___ Excerpted data ___

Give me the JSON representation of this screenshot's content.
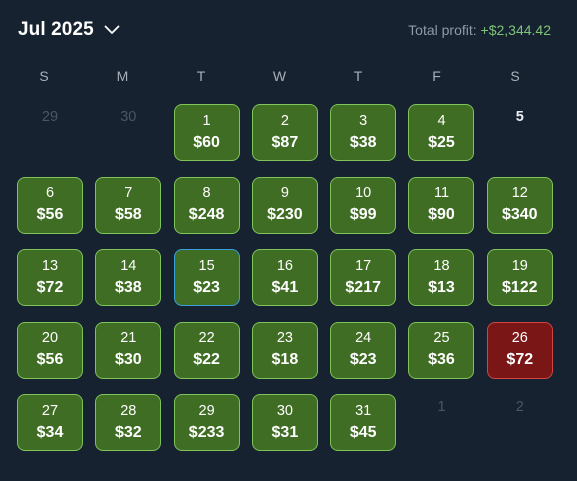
{
  "header": {
    "month_label": "Jul 2025",
    "profit_label": "Total profit:",
    "profit_value": "+$2,344.42"
  },
  "weekdays": [
    "S",
    "M",
    "T",
    "W",
    "T",
    "F",
    "S"
  ],
  "days": [
    {
      "day": "29",
      "amount": "",
      "state": "other"
    },
    {
      "day": "30",
      "amount": "",
      "state": "other"
    },
    {
      "day": "1",
      "amount": "$60",
      "state": "win"
    },
    {
      "day": "2",
      "amount": "$87",
      "state": "win"
    },
    {
      "day": "3",
      "amount": "$38",
      "state": "win"
    },
    {
      "day": "4",
      "amount": "$25",
      "state": "win"
    },
    {
      "day": "5",
      "amount": "",
      "state": "plain"
    },
    {
      "day": "6",
      "amount": "$56",
      "state": "win"
    },
    {
      "day": "7",
      "amount": "$58",
      "state": "win"
    },
    {
      "day": "8",
      "amount": "$248",
      "state": "win"
    },
    {
      "day": "9",
      "amount": "$230",
      "state": "win"
    },
    {
      "day": "10",
      "amount": "$99",
      "state": "win"
    },
    {
      "day": "11",
      "amount": "$90",
      "state": "win"
    },
    {
      "day": "12",
      "amount": "$340",
      "state": "win"
    },
    {
      "day": "13",
      "amount": "$72",
      "state": "win"
    },
    {
      "day": "14",
      "amount": "$38",
      "state": "win"
    },
    {
      "day": "15",
      "amount": "$23",
      "state": "win today"
    },
    {
      "day": "16",
      "amount": "$41",
      "state": "win"
    },
    {
      "day": "17",
      "amount": "$217",
      "state": "win"
    },
    {
      "day": "18",
      "amount": "$13",
      "state": "win"
    },
    {
      "day": "19",
      "amount": "$122",
      "state": "win"
    },
    {
      "day": "20",
      "amount": "$56",
      "state": "win"
    },
    {
      "day": "21",
      "amount": "$30",
      "state": "win"
    },
    {
      "day": "22",
      "amount": "$22",
      "state": "win"
    },
    {
      "day": "23",
      "amount": "$18",
      "state": "win"
    },
    {
      "day": "24",
      "amount": "$23",
      "state": "win"
    },
    {
      "day": "25",
      "amount": "$36",
      "state": "win"
    },
    {
      "day": "26",
      "amount": "$72",
      "state": "loss"
    },
    {
      "day": "27",
      "amount": "$34",
      "state": "win"
    },
    {
      "day": "28",
      "amount": "$32",
      "state": "win"
    },
    {
      "day": "29",
      "amount": "$233",
      "state": "win"
    },
    {
      "day": "30",
      "amount": "$31",
      "state": "win"
    },
    {
      "day": "31",
      "amount": "$45",
      "state": "win"
    },
    {
      "day": "1",
      "amount": "",
      "state": "other"
    },
    {
      "day": "2",
      "amount": "",
      "state": "other"
    }
  ],
  "colors": {
    "background": "#16222f",
    "profit_day": "#3f6d23",
    "loss_day": "#7a1616",
    "today_outline": "#3aa0d8",
    "profit_text": "#7ec37a"
  },
  "icons": {
    "month_dropdown": "chevron-down-icon"
  }
}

___

Pictures excluded, quote all the data above exactly.

Give me the JSON representation of this screenshot's content.
{
  "header": {
    "month_label": "Jul 2025",
    "profit_label": "Total profit:",
    "profit_value": "+$2,344.42"
  },
  "weekdays": [
    "S",
    "M",
    "T",
    "W",
    "T",
    "F",
    "S"
  ],
  "days": [
    {
      "day": "29",
      "amount": "",
      "state": "other"
    },
    {
      "day": "30",
      "amount": "",
      "state": "other"
    },
    {
      "day": "1",
      "amount": "$60",
      "state": "win"
    },
    {
      "day": "2",
      "amount": "$87",
      "state": "win"
    },
    {
      "day": "3",
      "amount": "$38",
      "state": "win"
    },
    {
      "day": "4",
      "amount": "$25",
      "state": "win"
    },
    {
      "day": "5",
      "amount": "",
      "state": "plain"
    },
    {
      "day": "6",
      "amount": "$56",
      "state": "win"
    },
    {
      "day": "7",
      "amount": "$58",
      "state": "win"
    },
    {
      "day": "8",
      "amount": "$248",
      "state": "win"
    },
    {
      "day": "9",
      "amount": "$230",
      "state": "win"
    },
    {
      "day": "10",
      "amount": "$99",
      "state": "win"
    },
    {
      "day": "11",
      "amount": "$90",
      "state": "win"
    },
    {
      "day": "12",
      "amount": "$340",
      "state": "win"
    },
    {
      "day": "13",
      "amount": "$72",
      "state": "win"
    },
    {
      "day": "14",
      "amount": "$38",
      "state": "win"
    },
    {
      "day": "15",
      "amount": "$23",
      "state": "win today"
    },
    {
      "day": "16",
      "amount": "$41",
      "state": "win"
    },
    {
      "day": "17",
      "amount": "$217",
      "state": "win"
    },
    {
      "day": "18",
      "amount": "$13",
      "state": "win"
    },
    {
      "day": "19",
      "amount": "$122",
      "state": "win"
    },
    {
      "day": "20",
      "amount": "$56",
      "state": "win"
    },
    {
      "day": "21",
      "amount": "$30",
      "state": "win"
    },
    {
      "day": "22",
      "amount": "$22",
      "state": "win"
    },
    {
      "day": "23",
      "amount": "$18",
      "state": "win"
    },
    {
      "day": "24",
      "amount": "$23",
      "state": "win"
    },
    {
      "day": "25",
      "amount": "$36",
      "state": "win"
    },
    {
      "day": "26",
      "amount": "$72",
      "state": "loss"
    },
    {
      "day": "27",
      "amount": "$34",
      "state": "win"
    },
    {
      "day": "28",
      "amount": "$32",
      "state": "win"
    },
    {
      "day": "29",
      "amount": "$233",
      "state": "win"
    },
    {
      "day": "30",
      "amount": "$31",
      "state": "win"
    },
    {
      "day": "31",
      "amount": "$45",
      "state": "win"
    },
    {
      "day": "1",
      "amount": "",
      "state": "other"
    },
    {
      "day": "2",
      "amount": "",
      "state": "other"
    }
  ],
  "colors": {
    "background": "#16222f",
    "profit_day": "#3f6d23",
    "loss_day": "#7a1616",
    "today_outline": "#3aa0d8",
    "profit_text": "#7ec37a"
  },
  "icons": {
    "month_dropdown": "chevron-down-icon"
  }
}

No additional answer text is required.